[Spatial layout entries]
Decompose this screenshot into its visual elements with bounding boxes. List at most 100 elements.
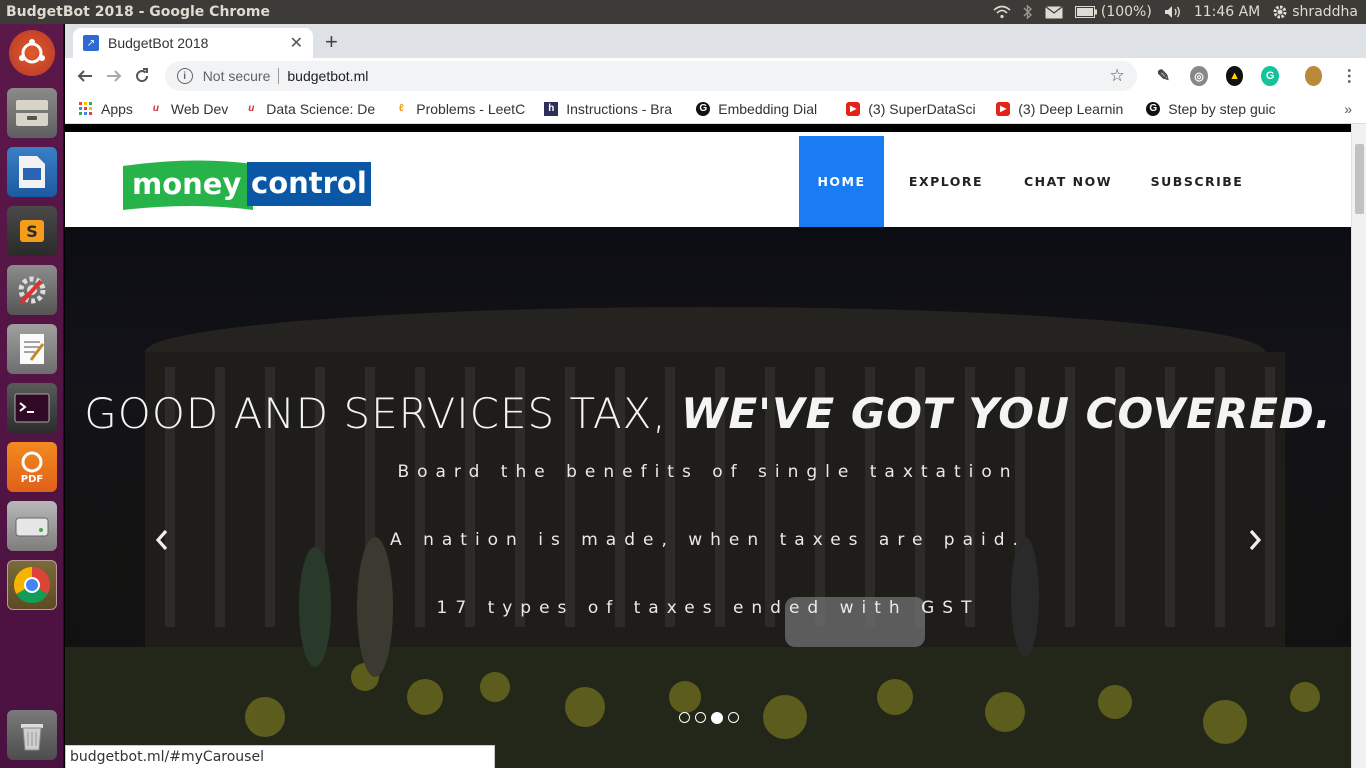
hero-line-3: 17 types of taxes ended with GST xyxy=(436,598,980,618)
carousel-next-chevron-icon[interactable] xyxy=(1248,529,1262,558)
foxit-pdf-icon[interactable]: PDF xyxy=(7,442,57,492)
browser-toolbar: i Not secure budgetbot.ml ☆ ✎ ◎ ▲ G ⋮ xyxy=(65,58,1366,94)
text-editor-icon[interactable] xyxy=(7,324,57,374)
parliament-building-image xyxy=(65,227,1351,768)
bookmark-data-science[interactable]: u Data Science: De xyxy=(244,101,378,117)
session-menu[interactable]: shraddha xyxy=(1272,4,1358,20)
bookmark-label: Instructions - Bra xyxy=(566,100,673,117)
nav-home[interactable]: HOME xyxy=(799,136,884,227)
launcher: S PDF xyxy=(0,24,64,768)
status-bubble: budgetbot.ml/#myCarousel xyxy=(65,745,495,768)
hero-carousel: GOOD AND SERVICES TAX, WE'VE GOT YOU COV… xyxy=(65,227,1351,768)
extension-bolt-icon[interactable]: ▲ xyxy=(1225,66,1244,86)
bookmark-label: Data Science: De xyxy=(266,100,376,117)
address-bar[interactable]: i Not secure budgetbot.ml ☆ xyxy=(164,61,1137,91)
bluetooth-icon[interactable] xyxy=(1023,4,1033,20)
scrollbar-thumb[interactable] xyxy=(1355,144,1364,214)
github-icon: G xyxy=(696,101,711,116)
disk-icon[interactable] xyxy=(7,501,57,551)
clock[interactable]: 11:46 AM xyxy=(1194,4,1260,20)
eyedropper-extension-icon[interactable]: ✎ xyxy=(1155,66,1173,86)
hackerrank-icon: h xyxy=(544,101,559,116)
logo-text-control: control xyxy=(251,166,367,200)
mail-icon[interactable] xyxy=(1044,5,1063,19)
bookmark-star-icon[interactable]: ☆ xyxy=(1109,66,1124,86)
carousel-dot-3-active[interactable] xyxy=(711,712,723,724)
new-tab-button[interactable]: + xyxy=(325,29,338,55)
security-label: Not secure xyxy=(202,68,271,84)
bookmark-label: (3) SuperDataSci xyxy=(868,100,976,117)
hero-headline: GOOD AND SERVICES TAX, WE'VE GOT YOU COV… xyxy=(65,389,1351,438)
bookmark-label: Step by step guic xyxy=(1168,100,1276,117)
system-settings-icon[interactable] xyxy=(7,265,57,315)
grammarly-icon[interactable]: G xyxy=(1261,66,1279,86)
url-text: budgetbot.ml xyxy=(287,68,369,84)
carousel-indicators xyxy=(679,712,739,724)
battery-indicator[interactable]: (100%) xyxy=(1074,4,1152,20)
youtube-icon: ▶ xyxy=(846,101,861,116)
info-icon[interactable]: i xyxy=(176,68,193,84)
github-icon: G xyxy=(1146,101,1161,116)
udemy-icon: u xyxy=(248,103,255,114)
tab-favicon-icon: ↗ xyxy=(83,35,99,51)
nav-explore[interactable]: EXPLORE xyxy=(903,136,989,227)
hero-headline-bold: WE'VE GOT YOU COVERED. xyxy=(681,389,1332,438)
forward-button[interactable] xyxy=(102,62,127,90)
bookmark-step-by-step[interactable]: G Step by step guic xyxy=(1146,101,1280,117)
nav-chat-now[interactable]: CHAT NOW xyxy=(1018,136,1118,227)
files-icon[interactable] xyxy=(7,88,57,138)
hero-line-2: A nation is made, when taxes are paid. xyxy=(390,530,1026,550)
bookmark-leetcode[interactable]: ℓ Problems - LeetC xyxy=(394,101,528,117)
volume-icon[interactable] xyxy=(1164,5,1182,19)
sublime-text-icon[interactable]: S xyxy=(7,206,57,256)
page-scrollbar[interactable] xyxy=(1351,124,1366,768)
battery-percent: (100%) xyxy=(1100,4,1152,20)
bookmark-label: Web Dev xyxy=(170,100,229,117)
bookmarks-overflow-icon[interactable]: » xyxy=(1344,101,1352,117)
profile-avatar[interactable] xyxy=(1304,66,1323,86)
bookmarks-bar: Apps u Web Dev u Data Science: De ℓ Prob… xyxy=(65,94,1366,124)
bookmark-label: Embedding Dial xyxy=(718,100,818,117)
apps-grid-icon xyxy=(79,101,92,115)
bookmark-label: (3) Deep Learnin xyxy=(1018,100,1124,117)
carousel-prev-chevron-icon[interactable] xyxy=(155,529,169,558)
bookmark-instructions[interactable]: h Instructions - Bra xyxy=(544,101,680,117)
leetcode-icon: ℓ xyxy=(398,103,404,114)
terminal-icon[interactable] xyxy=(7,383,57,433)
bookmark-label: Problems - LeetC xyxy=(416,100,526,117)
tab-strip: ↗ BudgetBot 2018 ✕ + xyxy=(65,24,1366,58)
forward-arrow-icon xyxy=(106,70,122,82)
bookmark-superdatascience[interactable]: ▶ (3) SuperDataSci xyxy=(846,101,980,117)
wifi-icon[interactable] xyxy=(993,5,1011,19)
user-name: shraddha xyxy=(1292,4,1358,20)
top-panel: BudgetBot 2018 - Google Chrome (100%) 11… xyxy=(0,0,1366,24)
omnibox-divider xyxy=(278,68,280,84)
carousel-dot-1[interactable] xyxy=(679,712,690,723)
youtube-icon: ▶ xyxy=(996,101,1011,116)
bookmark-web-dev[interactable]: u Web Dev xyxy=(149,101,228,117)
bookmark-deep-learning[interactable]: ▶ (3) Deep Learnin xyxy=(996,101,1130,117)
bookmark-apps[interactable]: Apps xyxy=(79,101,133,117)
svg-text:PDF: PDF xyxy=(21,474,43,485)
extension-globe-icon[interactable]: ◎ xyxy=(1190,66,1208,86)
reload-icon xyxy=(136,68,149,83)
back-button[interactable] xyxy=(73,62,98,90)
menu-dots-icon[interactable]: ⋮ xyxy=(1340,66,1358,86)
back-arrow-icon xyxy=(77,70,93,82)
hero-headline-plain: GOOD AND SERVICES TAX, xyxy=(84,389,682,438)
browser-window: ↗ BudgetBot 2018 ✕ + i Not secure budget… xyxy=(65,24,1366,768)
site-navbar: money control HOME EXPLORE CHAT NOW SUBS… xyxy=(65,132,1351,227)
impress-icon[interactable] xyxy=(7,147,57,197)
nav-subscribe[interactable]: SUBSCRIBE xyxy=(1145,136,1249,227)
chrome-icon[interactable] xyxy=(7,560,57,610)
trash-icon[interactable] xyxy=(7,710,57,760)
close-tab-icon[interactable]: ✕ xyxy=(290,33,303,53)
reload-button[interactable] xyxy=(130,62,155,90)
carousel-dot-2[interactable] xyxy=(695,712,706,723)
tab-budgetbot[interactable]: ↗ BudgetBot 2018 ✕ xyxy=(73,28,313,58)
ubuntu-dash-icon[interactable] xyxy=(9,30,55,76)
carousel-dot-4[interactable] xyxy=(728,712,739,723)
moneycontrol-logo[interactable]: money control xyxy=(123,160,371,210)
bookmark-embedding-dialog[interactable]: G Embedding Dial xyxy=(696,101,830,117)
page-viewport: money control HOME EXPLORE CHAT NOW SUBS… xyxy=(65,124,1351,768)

> _Directive_
Reproduce all of the records above verbatim, omitting the picture.

> _Output for this task_
Decompose this screenshot into its visual elements with bounding boxes. List at most 100 elements.
hero-line-3: 17 types of taxes ended with GST xyxy=(436,598,980,618)
carousel-next-chevron-icon[interactable] xyxy=(1248,529,1262,558)
foxit-pdf-icon[interactable]: PDF xyxy=(7,442,57,492)
browser-toolbar: i Not secure budgetbot.ml ☆ ✎ ◎ ▲ G ⋮ xyxy=(65,58,1366,94)
text-editor-icon[interactable] xyxy=(7,324,57,374)
parliament-building-image xyxy=(65,227,1351,768)
bookmark-data-science[interactable]: u Data Science: De xyxy=(244,101,378,117)
session-menu[interactable]: shraddha xyxy=(1272,4,1358,20)
bookmark-label: Instructions - Bra xyxy=(566,100,673,117)
nav-home[interactable]: HOME xyxy=(799,136,884,227)
launcher: S PDF xyxy=(0,24,64,768)
status-bubble: budgetbot.ml/#myCarousel xyxy=(65,745,495,768)
hero-carousel: GOOD AND SERVICES TAX, WE'VE GOT YOU COV… xyxy=(65,227,1351,768)
extension-bolt-icon[interactable]: ▲ xyxy=(1225,66,1244,86)
bookmark-label: Data Science: De xyxy=(266,100,376,117)
address-bar[interactable]: i Not secure budgetbot.ml ☆ xyxy=(164,61,1137,91)
bluetooth-icon[interactable] xyxy=(1023,4,1033,20)
scrollbar-thumb[interactable] xyxy=(1355,144,1364,214)
github-icon: G xyxy=(696,101,711,116)
disk-icon[interactable] xyxy=(7,501,57,551)
clock[interactable]: 11:46 AM xyxy=(1194,4,1260,20)
eyedropper-extension-icon[interactable]: ✎ xyxy=(1155,66,1173,86)
hackerrank-icon: h xyxy=(544,101,559,116)
logo-text-control: control xyxy=(251,166,367,200)
mail-icon[interactable] xyxy=(1044,5,1063,19)
bookmark-star-icon[interactable]: ☆ xyxy=(1109,66,1124,86)
carousel-dot-3-active[interactable] xyxy=(711,712,723,724)
new-tab-button[interactable]: + xyxy=(325,29,338,55)
security-label: Not secure xyxy=(202,68,271,84)
bookmark-label: (3) SuperDataSci xyxy=(868,100,976,117)
hero-headline: GOOD AND SERVICES TAX, WE'VE GOT YOU COV… xyxy=(65,389,1351,438)
bookmark-label: Step by step guic xyxy=(1168,100,1276,117)
system-settings-icon[interactable] xyxy=(7,265,57,315)
grammarly-icon[interactable]: G xyxy=(1261,66,1279,86)
url-text: budgetbot.ml xyxy=(287,68,369,84)
carousel-indicators xyxy=(679,712,739,724)
battery-indicator[interactable]: (100%) xyxy=(1074,4,1152,20)
youtube-icon: ▶ xyxy=(846,101,861,116)
info-icon[interactable]: i xyxy=(176,68,193,84)
github-icon: G xyxy=(1146,101,1161,116)
udemy-icon: u xyxy=(248,103,255,114)
tab-favicon-icon: ↗ xyxy=(83,35,99,51)
nav-explore[interactable]: EXPLORE xyxy=(903,136,989,227)
hero-headline-bold: WE'VE GOT YOU COVERED. xyxy=(681,389,1332,438)
forward-button[interactable] xyxy=(102,62,127,90)
bookmark-step-by-step[interactable]: G Step by step guic xyxy=(1146,101,1280,117)
nav-chat-now[interactable]: CHAT NOW xyxy=(1018,136,1118,227)
files-icon[interactable] xyxy=(7,88,57,138)
hero-line-2: A nation is made, when taxes are paid. xyxy=(390,530,1026,550)
bookmark-leetcode[interactable]: ℓ Problems - LeetC xyxy=(394,101,528,117)
volume-icon[interactable] xyxy=(1164,5,1182,19)
sublime-text-icon[interactable]: S xyxy=(7,206,57,256)
page-scrollbar[interactable] xyxy=(1351,124,1366,768)
battery-percent: (100%) xyxy=(1100,4,1152,20)
bookmark-label: Web Dev xyxy=(170,100,229,117)
bookmarks-overflow-icon[interactable]: » xyxy=(1344,101,1352,117)
profile-avatar[interactable] xyxy=(1304,66,1323,86)
bookmarks-bar: Apps u Web Dev u Data Science: De ℓ Prob… xyxy=(65,94,1366,124)
bookmark-label: Embedding Dial xyxy=(718,100,818,117)
apps-grid-icon xyxy=(79,101,92,115)
bookmark-label: (3) Deep Learnin xyxy=(1018,100,1124,117)
carousel-prev-chevron-icon[interactable] xyxy=(155,529,169,558)
bookmark-instructions[interactable]: h Instructions - Bra xyxy=(544,101,680,117)
leetcode-icon: ℓ xyxy=(398,103,404,114)
terminal-icon[interactable] xyxy=(7,383,57,433)
bookmark-label: Problems - LeetC xyxy=(416,100,526,117)
tab-strip: ↗ BudgetBot 2018 ✕ + xyxy=(65,24,1366,58)
forward-arrow-icon xyxy=(106,70,122,82)
bookmark-superdatascience[interactable]: ▶ (3) SuperDataSci xyxy=(846,101,980,117)
wifi-icon[interactable] xyxy=(993,5,1011,19)
user-name: shraddha xyxy=(1292,4,1358,20)
top-panel: BudgetBot 2018 - Google Chrome (100%) 11… xyxy=(0,0,1366,24)
omnibox-divider xyxy=(278,68,280,84)
carousel-dot-1[interactable] xyxy=(679,712,690,723)
youtube-icon: ▶ xyxy=(996,101,1011,116)
bookmark-web-dev[interactable]: u Web Dev xyxy=(149,101,228,117)
bookmark-deep-learning[interactable]: ▶ (3) Deep Learnin xyxy=(996,101,1130,117)
bookmark-apps[interactable]: Apps xyxy=(79,101,133,117)
svg-text:PDF: PDF xyxy=(21,474,43,485)
extension-globe-icon[interactable]: ◎ xyxy=(1190,66,1208,86)
reload-icon xyxy=(136,68,149,83)
back-button[interactable] xyxy=(73,62,98,90)
menu-dots-icon[interactable]: ⋮ xyxy=(1340,66,1358,86)
back-arrow-icon xyxy=(77,70,93,82)
hero-headline-plain: GOOD AND SERVICES TAX, xyxy=(84,389,682,438)
browser-window: ↗ BudgetBot 2018 ✕ + i Not secure budget… xyxy=(65,24,1366,768)
site-navbar: money control HOME EXPLORE CHAT NOW SUBS… xyxy=(65,132,1351,227)
impress-icon[interactable] xyxy=(7,147,57,197)
nav-subscribe[interactable]: SUBSCRIBE xyxy=(1145,136,1249,227)
chrome-icon[interactable] xyxy=(7,560,57,610)
trash-icon[interactable] xyxy=(7,710,57,760)
close-tab-icon[interactable]: ✕ xyxy=(290,33,303,53)
reload-button[interactable] xyxy=(130,62,155,90)
carousel-dot-2[interactable] xyxy=(695,712,706,723)
tab-budgetbot[interactable]: ↗ BudgetBot 2018 ✕ xyxy=(73,28,313,58)
ubuntu-dash-icon[interactable] xyxy=(9,30,55,76)
carousel-dot-4[interactable] xyxy=(728,712,739,723)
moneycontrol-logo[interactable]: money control xyxy=(123,160,371,210)
bookmark-embedding-dialog[interactable]: G Embedding Dial xyxy=(696,101,830,117)
page-viewport: money control HOME EXPLORE CHAT NOW SUBS… xyxy=(65,124,1351,768)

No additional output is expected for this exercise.